Given data:

......

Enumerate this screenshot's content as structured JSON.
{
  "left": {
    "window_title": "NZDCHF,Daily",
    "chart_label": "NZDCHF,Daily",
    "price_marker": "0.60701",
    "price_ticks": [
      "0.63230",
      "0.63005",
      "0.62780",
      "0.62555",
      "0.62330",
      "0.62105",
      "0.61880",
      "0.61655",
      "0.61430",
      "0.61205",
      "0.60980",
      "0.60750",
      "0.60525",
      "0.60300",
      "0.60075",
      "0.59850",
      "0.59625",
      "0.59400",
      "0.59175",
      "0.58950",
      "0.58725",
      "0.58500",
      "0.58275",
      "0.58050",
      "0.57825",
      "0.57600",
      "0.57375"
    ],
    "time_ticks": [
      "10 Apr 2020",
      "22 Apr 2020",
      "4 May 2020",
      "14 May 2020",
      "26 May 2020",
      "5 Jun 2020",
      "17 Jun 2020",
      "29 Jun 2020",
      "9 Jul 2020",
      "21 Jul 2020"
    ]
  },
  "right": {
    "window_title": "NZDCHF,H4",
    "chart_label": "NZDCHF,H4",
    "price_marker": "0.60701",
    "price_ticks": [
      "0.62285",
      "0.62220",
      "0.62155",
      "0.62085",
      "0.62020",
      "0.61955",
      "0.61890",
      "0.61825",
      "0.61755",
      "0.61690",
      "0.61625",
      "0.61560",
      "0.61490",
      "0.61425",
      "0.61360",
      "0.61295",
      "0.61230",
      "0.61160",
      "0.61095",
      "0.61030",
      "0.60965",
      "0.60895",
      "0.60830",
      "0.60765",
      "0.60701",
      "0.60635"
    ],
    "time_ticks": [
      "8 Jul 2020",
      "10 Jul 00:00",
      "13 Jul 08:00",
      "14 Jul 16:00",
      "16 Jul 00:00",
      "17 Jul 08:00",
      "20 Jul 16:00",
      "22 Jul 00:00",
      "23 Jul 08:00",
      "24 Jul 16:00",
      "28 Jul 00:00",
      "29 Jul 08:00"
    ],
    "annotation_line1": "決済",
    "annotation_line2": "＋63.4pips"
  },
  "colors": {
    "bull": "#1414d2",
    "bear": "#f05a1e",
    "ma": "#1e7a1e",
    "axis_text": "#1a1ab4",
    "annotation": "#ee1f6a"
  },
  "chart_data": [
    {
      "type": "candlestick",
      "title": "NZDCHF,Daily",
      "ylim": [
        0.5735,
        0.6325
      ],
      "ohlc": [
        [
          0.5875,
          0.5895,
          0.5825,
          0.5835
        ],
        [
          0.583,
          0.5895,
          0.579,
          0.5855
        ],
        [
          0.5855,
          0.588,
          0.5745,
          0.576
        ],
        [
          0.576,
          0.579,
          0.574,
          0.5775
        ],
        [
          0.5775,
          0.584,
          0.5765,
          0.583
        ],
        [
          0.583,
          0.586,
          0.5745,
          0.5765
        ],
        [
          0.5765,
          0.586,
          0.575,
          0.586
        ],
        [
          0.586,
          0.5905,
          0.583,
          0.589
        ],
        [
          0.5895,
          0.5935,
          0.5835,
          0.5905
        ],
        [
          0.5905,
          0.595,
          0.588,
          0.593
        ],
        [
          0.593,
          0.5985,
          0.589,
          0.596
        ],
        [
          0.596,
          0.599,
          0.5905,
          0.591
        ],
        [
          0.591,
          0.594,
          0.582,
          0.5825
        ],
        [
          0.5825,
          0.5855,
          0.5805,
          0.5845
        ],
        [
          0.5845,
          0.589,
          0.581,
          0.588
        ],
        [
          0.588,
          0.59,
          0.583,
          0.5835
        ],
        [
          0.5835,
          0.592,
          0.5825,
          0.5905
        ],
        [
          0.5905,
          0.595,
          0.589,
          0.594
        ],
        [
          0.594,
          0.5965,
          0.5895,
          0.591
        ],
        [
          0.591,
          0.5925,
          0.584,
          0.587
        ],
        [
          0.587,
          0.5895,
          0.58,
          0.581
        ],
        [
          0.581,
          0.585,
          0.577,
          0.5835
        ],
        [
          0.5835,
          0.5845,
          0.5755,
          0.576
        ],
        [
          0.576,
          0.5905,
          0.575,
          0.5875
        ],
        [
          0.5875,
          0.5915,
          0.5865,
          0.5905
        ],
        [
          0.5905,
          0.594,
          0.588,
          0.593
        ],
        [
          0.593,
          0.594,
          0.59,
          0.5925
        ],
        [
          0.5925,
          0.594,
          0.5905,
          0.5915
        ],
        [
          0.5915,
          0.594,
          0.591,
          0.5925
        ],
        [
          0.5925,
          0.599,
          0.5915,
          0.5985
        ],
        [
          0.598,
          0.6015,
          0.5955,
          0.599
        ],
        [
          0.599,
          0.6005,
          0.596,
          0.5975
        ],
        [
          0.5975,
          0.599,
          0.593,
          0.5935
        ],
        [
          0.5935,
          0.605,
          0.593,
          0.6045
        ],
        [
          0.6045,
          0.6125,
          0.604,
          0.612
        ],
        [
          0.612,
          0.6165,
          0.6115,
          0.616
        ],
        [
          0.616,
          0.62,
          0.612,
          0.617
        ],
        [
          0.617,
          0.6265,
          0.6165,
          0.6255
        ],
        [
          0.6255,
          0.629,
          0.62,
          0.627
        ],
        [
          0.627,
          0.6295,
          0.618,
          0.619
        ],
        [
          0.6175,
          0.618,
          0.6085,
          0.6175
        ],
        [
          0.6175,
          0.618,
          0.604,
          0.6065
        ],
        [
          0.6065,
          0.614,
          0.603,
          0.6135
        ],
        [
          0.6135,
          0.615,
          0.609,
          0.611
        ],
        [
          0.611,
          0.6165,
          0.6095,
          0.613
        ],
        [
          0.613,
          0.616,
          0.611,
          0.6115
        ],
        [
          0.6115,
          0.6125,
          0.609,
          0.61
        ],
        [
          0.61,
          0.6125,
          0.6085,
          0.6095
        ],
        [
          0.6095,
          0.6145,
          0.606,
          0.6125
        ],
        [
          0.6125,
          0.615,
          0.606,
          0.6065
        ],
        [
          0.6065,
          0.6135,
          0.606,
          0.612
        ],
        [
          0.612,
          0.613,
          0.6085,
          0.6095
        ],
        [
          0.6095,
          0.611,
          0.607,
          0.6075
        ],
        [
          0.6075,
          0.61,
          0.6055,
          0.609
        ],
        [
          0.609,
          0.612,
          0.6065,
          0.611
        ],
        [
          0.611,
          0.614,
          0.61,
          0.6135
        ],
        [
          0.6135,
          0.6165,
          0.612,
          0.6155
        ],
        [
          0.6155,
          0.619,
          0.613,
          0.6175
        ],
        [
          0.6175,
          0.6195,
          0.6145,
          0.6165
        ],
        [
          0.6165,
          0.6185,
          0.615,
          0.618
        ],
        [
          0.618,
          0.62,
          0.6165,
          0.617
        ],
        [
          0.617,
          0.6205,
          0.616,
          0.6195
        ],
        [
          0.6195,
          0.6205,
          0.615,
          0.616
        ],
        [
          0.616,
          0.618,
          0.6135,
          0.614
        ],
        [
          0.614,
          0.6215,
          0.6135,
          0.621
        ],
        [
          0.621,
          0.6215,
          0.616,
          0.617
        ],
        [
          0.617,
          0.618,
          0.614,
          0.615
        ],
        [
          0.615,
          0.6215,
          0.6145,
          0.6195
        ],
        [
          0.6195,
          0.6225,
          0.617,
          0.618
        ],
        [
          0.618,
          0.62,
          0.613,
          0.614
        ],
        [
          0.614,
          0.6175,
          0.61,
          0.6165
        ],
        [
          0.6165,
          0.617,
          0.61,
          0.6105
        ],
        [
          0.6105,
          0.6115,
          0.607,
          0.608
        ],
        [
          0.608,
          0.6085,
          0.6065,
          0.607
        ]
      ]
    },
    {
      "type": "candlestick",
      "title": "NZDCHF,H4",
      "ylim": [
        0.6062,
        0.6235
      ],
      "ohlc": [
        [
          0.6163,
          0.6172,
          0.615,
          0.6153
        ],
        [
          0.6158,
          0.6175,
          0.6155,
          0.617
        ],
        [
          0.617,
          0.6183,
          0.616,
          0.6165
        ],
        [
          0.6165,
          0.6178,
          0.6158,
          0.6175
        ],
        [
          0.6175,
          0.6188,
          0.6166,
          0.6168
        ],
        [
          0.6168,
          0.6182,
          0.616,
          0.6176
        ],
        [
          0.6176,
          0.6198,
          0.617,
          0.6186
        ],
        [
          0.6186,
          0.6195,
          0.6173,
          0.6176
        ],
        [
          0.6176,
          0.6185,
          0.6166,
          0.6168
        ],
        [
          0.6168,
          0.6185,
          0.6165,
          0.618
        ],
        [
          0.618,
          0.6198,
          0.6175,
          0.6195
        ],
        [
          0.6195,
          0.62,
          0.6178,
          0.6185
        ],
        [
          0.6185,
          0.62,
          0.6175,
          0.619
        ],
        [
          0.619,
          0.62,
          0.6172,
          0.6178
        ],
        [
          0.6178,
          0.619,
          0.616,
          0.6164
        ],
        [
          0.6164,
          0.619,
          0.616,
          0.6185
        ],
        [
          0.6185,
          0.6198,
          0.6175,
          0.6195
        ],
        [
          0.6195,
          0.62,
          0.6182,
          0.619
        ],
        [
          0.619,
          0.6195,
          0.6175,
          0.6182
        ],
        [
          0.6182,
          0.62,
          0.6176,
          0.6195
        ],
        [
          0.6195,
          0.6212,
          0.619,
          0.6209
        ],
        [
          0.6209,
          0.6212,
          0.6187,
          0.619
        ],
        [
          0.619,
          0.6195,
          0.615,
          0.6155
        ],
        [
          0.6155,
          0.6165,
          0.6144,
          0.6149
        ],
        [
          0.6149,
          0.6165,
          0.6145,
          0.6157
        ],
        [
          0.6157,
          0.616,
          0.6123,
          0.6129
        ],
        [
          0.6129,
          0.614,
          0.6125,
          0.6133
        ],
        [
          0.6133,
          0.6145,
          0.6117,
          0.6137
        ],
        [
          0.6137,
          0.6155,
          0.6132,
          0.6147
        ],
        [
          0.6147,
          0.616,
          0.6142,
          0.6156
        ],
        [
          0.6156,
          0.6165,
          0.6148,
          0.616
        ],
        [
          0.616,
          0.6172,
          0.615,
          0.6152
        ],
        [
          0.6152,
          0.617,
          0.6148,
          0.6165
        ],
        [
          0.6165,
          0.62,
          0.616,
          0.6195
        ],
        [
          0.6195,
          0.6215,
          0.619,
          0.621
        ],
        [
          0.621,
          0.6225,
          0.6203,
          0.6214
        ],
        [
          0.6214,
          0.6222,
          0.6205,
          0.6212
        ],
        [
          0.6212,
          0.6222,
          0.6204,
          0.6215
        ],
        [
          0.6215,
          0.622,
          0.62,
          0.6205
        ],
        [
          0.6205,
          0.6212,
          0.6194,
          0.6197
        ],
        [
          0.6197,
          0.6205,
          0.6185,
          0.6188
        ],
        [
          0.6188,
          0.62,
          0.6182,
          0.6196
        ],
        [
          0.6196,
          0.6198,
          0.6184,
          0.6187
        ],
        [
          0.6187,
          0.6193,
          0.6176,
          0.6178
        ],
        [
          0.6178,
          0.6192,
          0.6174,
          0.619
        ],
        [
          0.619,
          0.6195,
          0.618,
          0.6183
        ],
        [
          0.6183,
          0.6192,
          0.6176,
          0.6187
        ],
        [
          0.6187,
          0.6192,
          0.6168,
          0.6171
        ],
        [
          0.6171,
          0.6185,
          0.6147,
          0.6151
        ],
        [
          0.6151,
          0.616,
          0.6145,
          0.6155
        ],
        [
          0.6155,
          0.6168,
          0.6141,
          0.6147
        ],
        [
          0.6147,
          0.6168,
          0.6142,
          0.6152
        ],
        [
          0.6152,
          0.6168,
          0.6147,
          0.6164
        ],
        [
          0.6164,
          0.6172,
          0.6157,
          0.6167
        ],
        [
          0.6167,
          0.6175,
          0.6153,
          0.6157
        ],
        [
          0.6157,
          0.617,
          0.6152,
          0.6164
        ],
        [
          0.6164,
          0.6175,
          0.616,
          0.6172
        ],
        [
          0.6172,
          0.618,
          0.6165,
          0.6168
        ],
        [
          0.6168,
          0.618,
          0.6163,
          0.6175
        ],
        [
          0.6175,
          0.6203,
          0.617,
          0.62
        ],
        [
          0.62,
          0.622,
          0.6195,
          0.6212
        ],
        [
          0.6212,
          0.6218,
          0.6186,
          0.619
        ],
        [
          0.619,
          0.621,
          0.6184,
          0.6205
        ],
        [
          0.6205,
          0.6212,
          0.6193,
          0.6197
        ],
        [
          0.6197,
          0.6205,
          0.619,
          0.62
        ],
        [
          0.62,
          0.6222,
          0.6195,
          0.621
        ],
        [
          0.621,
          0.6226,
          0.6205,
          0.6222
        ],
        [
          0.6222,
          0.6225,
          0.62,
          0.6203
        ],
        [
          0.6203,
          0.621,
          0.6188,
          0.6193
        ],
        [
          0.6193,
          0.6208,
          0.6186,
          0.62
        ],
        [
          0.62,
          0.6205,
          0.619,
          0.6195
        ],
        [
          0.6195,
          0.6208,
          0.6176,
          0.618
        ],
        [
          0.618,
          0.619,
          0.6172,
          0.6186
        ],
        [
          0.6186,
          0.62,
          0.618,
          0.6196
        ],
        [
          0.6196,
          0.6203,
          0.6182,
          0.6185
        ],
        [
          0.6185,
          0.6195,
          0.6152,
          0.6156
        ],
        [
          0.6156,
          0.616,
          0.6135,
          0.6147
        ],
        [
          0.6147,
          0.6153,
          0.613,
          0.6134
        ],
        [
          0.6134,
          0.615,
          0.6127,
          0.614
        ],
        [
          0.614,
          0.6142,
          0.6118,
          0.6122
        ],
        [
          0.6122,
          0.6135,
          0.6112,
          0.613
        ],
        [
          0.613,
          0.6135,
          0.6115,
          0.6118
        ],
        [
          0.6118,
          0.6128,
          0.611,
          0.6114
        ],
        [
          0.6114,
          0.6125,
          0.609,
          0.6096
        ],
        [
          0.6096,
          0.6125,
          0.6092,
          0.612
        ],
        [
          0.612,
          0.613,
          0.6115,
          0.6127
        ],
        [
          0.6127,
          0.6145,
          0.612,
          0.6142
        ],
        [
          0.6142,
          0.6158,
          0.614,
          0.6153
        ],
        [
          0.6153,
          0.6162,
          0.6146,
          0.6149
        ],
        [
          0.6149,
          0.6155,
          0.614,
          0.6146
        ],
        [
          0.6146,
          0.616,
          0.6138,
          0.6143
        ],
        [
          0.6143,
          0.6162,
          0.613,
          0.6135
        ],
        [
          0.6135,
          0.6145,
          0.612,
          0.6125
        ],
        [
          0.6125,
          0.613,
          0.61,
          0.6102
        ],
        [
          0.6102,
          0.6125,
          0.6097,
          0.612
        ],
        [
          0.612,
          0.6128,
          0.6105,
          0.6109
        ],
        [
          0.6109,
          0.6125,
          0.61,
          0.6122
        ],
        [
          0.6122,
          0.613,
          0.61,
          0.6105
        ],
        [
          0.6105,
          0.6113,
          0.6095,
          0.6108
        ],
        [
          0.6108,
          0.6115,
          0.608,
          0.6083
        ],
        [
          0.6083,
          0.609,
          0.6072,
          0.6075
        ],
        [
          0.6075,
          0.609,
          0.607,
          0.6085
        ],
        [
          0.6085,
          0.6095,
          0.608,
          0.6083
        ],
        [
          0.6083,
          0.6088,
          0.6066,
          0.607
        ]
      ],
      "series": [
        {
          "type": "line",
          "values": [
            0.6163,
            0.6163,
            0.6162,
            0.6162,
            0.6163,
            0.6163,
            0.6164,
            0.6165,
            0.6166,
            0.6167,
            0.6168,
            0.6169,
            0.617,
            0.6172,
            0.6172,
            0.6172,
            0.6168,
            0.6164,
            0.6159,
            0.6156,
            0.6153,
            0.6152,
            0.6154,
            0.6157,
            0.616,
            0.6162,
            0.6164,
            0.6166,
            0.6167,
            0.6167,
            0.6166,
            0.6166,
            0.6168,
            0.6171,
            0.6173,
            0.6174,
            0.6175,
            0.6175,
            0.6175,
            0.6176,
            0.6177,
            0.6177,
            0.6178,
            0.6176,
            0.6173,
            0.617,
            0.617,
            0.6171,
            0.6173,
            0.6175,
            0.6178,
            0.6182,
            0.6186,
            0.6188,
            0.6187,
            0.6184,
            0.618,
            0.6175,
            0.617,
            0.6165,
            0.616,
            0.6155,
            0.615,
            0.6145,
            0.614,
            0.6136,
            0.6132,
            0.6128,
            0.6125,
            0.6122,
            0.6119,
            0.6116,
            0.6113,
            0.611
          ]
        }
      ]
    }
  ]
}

......

Work to be completed: Your task is to pick out every line with the string "Daily" and copy it.

Final result:
    "window_title": "NZDCHF,Daily",
    "chart_label": "NZDCHF,Daily",
      "title": "NZDCHF,Daily",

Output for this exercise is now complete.